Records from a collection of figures
* * * *
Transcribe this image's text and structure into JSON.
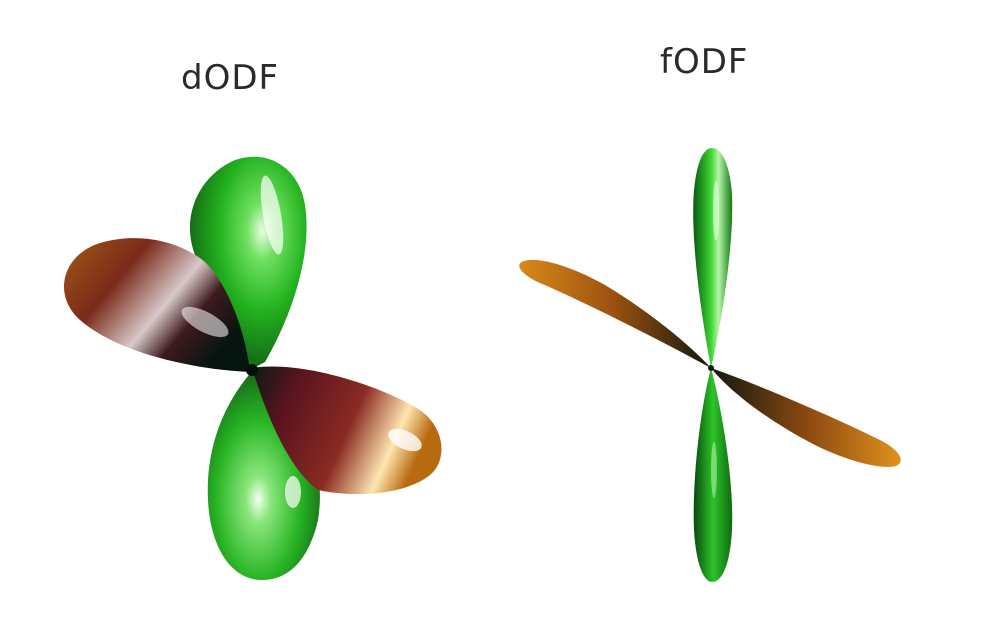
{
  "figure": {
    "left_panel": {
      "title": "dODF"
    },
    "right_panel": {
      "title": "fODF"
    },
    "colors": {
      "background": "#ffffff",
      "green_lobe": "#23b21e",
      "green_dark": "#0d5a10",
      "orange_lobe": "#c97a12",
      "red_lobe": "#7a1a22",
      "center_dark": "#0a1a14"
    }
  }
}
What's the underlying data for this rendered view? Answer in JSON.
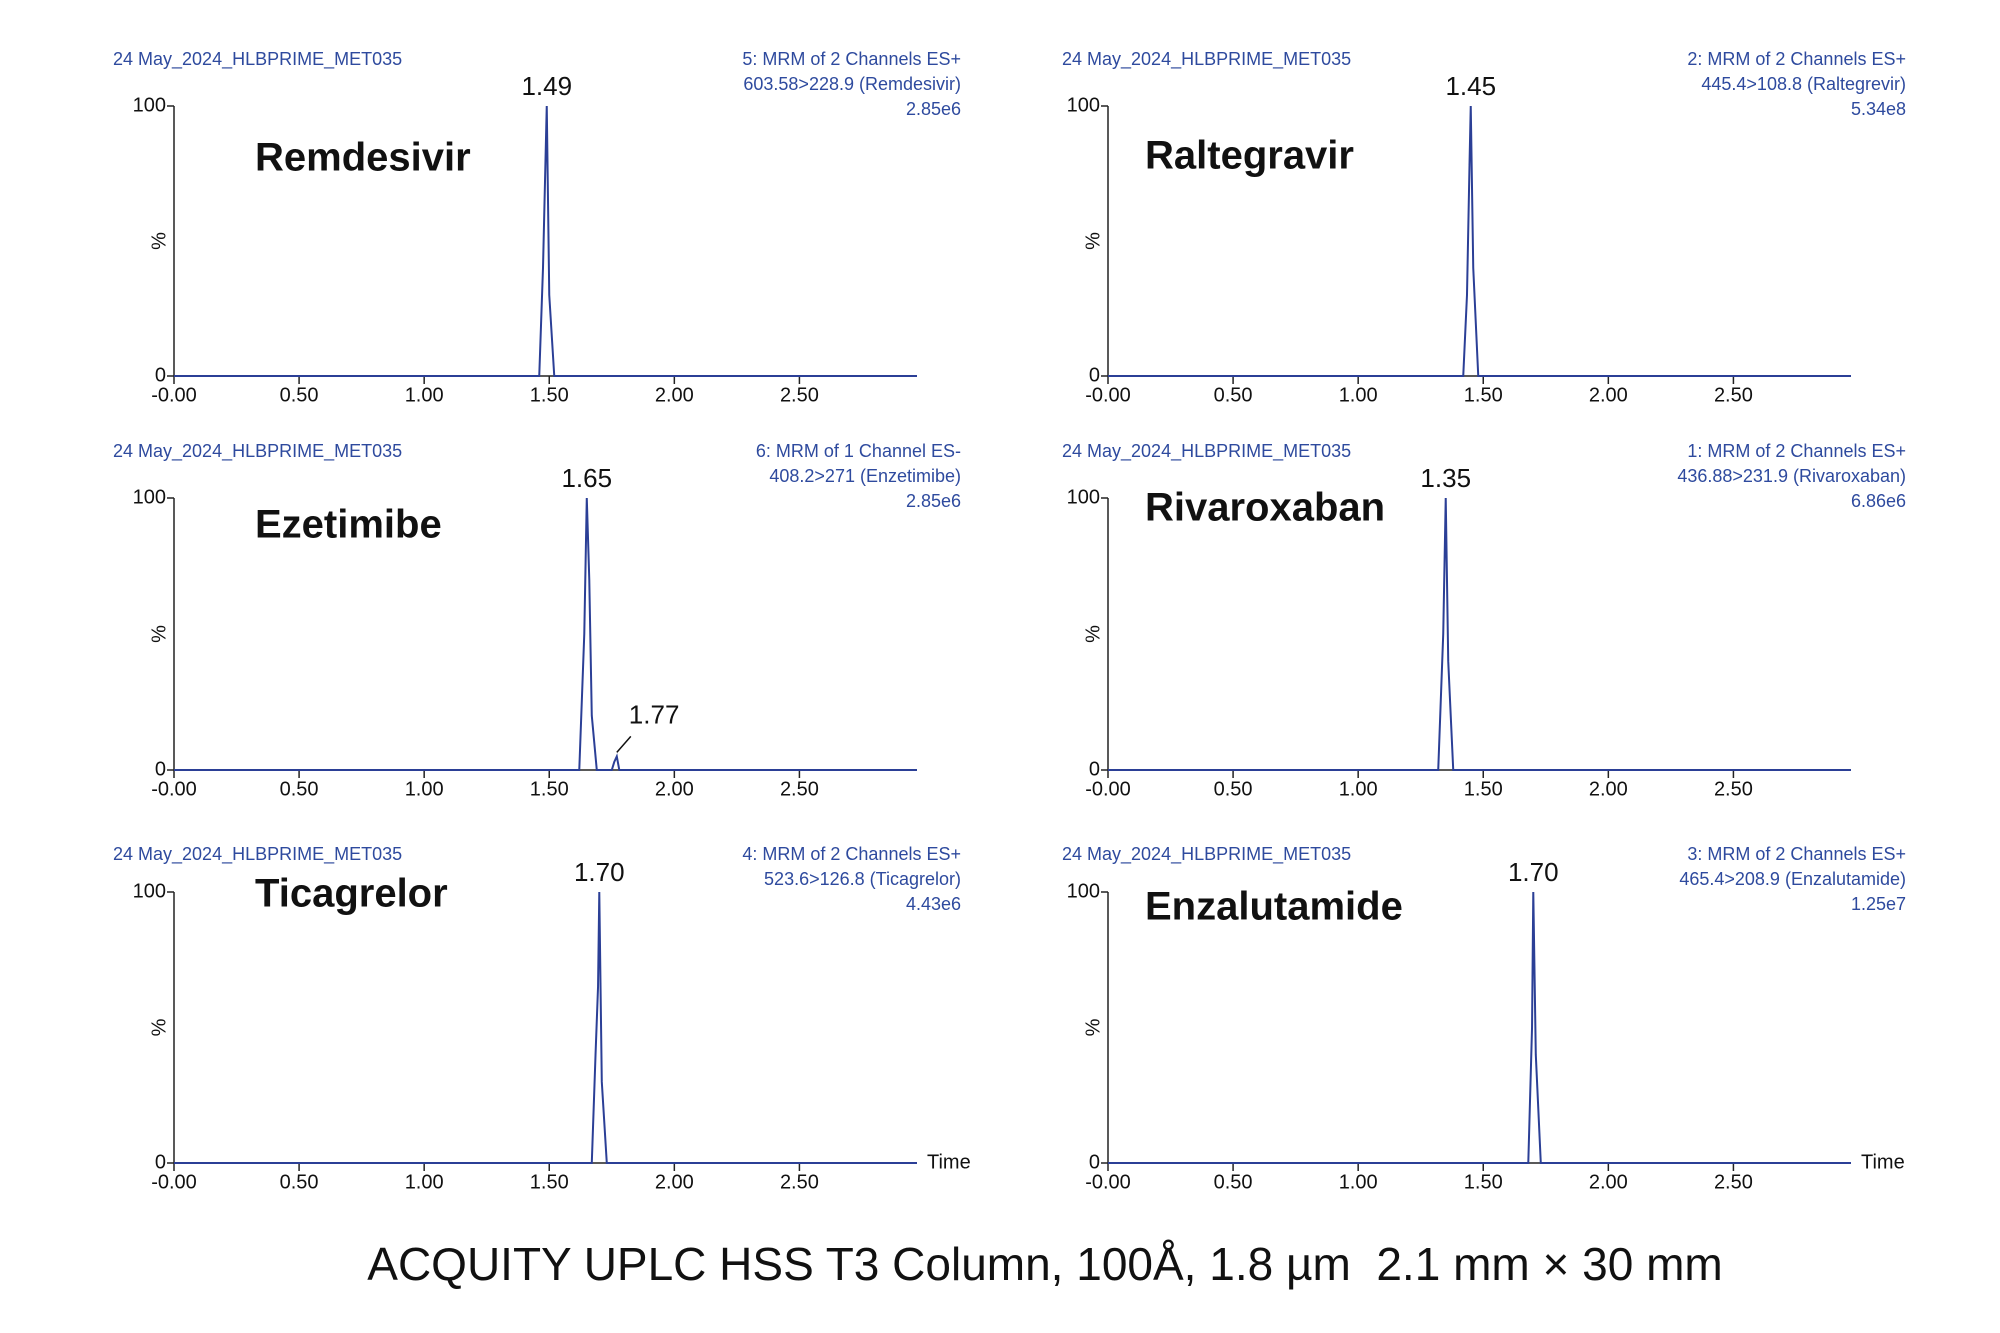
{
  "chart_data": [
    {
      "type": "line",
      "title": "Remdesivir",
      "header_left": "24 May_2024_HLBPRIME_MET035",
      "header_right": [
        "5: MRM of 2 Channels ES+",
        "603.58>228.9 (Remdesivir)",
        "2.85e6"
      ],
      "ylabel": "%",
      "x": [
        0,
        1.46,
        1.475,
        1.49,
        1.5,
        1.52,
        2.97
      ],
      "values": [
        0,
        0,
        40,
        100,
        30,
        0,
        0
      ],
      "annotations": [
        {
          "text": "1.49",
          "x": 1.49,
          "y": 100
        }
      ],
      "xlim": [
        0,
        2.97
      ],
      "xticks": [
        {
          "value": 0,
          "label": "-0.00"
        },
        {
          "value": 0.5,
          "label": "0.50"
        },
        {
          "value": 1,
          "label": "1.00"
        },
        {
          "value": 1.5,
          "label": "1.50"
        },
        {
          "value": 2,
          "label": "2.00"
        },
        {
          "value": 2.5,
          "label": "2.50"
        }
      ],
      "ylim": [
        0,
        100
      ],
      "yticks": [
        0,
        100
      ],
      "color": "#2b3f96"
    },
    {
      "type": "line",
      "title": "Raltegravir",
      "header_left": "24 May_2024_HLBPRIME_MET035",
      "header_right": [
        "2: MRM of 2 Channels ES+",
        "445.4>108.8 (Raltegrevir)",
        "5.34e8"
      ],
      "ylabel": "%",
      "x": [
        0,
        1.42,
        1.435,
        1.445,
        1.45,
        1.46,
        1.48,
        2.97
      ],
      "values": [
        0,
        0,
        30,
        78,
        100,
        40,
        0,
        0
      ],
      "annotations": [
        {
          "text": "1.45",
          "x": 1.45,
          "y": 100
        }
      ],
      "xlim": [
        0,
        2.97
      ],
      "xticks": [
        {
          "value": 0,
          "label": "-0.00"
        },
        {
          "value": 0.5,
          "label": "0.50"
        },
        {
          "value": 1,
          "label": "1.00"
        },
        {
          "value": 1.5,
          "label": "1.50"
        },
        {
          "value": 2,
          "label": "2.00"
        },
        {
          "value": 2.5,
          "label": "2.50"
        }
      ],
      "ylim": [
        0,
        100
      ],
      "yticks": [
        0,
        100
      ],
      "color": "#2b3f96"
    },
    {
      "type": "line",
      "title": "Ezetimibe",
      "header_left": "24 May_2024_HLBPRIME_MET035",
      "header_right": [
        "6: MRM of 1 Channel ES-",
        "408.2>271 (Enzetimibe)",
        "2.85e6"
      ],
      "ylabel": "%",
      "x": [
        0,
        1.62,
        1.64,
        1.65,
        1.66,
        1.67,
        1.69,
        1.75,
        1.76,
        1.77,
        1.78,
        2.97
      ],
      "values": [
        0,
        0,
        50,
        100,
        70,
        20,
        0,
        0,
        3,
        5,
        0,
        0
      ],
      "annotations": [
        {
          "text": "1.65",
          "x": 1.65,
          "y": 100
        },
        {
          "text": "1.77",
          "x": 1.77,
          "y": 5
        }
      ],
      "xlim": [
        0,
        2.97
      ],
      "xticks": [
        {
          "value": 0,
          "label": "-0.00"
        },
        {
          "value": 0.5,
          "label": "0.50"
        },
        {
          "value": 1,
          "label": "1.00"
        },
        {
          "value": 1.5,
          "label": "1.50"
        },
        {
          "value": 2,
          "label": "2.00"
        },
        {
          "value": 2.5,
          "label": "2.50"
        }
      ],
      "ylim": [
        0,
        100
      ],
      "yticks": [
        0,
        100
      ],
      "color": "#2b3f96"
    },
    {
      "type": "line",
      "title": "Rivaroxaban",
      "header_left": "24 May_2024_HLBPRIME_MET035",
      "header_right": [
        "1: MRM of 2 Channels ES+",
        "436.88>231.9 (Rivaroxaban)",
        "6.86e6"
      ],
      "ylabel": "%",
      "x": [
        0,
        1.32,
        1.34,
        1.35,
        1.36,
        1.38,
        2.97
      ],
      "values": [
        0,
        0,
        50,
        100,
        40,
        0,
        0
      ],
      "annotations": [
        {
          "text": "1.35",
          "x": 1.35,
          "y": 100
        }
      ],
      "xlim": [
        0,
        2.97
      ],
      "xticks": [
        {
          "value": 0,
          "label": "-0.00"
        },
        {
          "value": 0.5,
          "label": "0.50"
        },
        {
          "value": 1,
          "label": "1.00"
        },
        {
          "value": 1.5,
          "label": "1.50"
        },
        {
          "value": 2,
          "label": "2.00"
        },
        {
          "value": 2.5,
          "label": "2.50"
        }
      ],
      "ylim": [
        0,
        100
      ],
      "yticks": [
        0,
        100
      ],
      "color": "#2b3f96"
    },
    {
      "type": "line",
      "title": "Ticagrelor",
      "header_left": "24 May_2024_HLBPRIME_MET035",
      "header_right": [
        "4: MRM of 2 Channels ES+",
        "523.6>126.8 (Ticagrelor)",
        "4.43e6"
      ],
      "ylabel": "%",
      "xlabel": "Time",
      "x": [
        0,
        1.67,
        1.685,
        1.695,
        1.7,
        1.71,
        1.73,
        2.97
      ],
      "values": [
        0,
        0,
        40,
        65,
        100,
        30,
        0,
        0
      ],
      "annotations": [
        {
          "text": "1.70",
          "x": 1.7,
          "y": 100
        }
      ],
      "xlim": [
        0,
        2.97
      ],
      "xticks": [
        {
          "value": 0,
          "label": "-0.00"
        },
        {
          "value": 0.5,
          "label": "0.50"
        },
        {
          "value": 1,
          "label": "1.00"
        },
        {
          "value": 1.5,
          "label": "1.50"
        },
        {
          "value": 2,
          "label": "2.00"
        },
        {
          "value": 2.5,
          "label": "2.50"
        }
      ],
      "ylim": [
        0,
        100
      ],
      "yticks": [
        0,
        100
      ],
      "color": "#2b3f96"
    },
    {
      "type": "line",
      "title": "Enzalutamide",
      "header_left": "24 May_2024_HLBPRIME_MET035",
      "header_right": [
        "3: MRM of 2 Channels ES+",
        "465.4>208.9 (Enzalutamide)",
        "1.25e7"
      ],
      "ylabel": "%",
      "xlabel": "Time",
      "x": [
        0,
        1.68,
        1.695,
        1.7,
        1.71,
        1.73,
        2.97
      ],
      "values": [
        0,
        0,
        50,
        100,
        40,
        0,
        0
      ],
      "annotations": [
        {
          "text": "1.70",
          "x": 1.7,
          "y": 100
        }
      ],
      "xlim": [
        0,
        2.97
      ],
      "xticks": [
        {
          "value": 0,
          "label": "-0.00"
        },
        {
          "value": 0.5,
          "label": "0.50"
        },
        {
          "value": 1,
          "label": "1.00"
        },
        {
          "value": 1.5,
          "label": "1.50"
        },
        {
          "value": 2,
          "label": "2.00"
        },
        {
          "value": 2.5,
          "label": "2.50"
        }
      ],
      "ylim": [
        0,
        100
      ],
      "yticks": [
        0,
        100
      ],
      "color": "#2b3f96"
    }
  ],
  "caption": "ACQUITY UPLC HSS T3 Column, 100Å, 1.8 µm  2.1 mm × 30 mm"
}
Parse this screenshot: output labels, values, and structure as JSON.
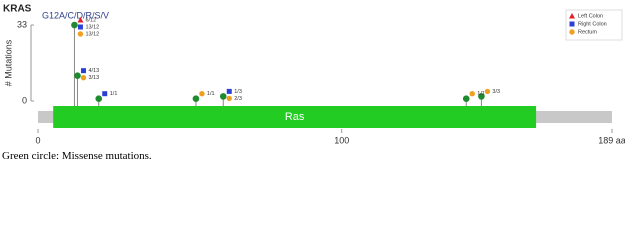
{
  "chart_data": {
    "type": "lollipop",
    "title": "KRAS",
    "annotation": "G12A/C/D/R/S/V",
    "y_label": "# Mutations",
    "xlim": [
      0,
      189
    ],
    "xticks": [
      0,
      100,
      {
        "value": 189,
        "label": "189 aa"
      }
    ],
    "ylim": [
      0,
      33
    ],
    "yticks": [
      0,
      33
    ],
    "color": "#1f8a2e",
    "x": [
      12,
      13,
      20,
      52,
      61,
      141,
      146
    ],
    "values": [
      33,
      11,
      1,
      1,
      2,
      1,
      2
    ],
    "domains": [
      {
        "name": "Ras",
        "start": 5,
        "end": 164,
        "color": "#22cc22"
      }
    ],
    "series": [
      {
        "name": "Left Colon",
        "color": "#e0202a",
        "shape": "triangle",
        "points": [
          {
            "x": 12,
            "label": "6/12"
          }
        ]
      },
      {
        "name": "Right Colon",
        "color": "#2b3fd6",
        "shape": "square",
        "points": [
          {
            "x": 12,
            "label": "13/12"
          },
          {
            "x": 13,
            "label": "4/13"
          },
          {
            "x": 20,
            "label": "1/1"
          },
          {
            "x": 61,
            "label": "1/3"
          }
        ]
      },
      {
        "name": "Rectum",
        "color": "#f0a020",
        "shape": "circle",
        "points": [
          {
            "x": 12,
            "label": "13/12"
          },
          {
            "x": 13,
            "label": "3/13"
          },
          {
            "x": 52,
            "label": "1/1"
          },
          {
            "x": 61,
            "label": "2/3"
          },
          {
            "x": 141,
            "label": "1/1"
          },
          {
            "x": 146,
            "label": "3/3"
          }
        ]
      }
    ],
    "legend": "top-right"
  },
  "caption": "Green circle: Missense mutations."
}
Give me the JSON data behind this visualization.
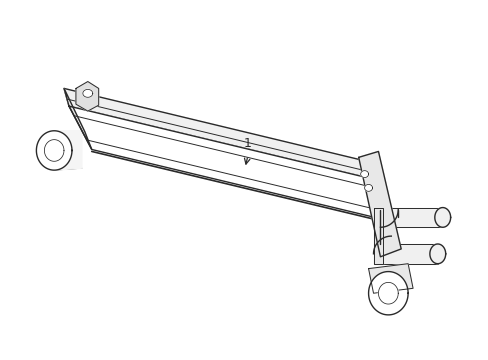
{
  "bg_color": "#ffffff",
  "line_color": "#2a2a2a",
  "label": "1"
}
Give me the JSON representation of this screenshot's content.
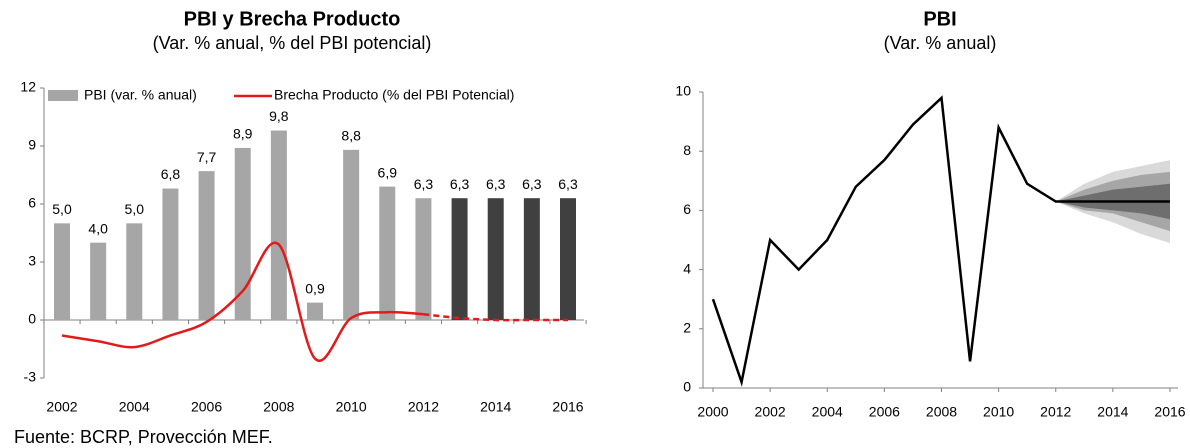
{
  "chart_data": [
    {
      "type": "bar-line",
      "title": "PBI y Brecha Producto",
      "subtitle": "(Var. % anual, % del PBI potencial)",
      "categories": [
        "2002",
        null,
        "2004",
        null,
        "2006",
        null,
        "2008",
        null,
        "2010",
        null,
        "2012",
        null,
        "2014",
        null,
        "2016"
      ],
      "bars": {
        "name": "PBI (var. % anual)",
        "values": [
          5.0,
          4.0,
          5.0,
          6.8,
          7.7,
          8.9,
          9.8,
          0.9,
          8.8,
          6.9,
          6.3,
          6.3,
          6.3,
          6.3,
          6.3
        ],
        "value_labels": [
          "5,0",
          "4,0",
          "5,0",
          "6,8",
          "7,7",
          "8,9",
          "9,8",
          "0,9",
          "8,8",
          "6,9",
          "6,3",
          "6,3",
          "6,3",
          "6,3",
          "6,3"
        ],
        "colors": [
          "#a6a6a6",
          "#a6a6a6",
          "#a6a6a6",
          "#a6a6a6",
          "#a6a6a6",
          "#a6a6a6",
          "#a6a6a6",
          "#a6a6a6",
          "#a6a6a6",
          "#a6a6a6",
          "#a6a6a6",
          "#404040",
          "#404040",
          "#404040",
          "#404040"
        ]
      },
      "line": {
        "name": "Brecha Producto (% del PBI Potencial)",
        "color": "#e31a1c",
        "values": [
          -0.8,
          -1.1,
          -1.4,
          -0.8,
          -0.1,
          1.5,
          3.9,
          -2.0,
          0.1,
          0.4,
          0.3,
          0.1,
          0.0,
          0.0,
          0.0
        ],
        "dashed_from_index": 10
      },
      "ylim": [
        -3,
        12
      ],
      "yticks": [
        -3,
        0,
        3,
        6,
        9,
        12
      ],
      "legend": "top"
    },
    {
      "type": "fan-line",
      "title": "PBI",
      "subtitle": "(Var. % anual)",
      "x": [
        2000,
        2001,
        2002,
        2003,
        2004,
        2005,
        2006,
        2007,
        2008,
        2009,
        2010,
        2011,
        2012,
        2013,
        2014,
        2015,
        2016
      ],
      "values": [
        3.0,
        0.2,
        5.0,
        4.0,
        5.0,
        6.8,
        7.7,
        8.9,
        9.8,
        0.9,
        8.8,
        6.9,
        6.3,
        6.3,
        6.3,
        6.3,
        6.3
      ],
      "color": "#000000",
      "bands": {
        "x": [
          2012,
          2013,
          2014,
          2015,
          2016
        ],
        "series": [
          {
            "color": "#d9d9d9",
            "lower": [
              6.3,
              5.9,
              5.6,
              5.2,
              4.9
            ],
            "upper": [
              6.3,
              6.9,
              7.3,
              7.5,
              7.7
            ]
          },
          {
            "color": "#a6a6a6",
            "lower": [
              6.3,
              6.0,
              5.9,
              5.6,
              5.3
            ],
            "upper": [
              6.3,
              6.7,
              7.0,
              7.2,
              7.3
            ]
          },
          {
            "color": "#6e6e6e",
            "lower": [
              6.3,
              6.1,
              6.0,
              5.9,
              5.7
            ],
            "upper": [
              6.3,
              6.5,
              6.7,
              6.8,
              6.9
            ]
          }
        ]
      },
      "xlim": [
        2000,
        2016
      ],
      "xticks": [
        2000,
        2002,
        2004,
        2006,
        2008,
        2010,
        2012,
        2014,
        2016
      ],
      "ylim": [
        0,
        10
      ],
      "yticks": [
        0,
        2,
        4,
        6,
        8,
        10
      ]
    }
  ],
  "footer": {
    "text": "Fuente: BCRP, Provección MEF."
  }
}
* * * *
Every line in the data above that contains "structure" needs to be copied.

Transcribe this image's text and structure into JSON.
Parse this screenshot: output labels, values, and structure as JSON.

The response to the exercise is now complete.